» **Work item**
Wherever the string "Läst" occurs in a line of these records, report that line.

» **Data to process**
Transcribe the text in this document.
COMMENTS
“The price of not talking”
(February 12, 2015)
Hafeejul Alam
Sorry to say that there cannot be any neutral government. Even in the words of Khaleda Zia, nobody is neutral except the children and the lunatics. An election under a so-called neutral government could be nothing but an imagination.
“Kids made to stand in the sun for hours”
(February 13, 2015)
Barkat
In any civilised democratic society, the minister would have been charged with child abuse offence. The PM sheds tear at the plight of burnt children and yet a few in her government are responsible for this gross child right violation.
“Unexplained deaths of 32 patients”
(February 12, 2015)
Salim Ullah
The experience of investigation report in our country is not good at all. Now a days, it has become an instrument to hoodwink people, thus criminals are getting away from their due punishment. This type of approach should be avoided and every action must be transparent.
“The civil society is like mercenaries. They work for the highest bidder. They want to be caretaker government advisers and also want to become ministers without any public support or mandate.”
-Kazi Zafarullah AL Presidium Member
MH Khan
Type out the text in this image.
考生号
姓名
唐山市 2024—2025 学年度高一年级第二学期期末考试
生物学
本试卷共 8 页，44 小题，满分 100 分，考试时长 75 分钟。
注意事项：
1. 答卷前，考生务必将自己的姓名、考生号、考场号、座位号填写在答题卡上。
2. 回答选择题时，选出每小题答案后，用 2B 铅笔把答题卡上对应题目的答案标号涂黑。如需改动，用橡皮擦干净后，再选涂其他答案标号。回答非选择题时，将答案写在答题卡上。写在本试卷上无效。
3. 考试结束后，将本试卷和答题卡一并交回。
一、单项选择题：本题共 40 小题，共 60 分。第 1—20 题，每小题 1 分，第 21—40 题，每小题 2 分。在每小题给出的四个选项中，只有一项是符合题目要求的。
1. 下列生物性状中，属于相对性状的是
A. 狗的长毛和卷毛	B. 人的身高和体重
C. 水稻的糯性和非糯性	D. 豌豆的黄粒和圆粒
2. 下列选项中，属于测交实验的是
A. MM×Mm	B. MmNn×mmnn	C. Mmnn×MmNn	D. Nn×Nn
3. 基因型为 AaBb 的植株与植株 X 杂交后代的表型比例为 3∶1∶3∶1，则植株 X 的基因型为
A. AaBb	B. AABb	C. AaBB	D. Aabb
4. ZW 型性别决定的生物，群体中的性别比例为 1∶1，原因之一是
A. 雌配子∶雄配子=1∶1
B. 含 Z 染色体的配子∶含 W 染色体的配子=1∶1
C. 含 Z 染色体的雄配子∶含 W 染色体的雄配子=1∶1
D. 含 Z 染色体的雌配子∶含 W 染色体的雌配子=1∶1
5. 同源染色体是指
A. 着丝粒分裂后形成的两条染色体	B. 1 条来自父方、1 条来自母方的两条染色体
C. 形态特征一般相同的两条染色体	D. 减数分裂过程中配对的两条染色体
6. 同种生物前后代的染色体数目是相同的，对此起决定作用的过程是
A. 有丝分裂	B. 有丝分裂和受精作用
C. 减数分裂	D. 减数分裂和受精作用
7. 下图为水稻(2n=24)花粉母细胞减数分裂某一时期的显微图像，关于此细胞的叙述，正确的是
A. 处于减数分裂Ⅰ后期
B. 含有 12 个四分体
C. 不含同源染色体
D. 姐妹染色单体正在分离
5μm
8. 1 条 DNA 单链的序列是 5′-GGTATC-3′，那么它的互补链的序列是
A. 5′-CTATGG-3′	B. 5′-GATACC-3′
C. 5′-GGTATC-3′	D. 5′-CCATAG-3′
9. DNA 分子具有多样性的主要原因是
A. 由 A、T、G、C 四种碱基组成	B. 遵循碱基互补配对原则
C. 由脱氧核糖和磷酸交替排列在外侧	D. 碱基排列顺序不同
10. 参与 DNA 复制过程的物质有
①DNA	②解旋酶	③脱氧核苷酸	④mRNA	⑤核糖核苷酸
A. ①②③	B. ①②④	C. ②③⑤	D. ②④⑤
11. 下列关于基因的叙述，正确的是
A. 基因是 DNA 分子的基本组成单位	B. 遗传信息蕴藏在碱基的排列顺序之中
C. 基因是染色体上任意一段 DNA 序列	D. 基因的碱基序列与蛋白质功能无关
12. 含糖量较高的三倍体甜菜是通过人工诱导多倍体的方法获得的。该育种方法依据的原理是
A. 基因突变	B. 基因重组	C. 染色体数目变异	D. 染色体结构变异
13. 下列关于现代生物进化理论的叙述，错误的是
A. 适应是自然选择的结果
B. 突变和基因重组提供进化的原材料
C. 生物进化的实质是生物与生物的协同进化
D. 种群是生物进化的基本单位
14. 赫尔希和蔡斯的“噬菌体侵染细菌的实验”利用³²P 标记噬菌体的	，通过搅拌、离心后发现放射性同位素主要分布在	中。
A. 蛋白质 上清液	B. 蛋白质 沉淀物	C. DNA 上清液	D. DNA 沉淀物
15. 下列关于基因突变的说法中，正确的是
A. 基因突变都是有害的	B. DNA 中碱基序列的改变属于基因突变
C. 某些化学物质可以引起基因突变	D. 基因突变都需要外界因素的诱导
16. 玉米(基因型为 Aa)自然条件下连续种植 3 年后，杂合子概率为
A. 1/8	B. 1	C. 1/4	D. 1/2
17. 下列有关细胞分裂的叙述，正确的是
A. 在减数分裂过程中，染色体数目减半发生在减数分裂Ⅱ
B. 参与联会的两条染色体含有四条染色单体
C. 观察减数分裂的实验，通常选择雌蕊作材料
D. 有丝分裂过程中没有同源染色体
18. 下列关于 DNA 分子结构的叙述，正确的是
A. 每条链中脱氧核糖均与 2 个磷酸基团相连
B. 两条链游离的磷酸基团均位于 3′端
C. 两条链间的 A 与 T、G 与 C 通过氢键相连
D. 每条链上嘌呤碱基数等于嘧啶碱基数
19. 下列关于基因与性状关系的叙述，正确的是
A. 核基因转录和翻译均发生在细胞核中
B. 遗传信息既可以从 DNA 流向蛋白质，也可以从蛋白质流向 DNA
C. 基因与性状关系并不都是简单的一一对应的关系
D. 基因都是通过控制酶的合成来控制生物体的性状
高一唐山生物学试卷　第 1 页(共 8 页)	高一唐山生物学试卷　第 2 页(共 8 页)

--

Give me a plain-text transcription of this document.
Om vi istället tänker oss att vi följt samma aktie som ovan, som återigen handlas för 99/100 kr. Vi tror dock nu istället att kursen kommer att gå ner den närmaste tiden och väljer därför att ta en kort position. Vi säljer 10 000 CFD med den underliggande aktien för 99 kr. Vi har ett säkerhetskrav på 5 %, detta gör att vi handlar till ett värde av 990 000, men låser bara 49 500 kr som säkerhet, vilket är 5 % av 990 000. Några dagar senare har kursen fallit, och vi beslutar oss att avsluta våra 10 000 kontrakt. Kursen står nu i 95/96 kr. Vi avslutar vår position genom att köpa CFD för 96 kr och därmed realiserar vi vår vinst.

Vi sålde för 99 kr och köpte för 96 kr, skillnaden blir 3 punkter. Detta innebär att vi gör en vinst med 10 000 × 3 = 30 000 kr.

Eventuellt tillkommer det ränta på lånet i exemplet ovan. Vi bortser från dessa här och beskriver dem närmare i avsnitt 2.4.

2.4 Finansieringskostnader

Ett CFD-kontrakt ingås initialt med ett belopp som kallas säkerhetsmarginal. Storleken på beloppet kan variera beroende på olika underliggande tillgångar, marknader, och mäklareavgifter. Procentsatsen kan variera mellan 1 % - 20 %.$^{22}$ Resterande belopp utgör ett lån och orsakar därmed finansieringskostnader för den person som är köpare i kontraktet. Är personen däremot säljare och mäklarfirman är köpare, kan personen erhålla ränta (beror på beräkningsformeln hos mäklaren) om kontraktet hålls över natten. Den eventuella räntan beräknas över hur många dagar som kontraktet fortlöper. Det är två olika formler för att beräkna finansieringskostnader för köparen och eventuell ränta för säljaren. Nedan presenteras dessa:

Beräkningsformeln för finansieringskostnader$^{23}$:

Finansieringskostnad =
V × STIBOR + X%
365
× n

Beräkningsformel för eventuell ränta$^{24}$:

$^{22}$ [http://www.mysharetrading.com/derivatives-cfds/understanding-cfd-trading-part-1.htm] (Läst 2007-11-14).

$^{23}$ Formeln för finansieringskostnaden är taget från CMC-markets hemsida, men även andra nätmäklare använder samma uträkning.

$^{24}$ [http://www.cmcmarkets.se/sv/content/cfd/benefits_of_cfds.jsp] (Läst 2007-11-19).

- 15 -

» **Result of this task**
$^{22}$ [http://www.mysharetrading.com/derivatives-cfds/understanding-cfd-trading-part-1.htm] (Läst 2007-11-14).
$^{24}$ [http://www.cmcmarkets.se/sv/content/cfd/benefits_of_cfds.jsp] (Läst 2007-11-19).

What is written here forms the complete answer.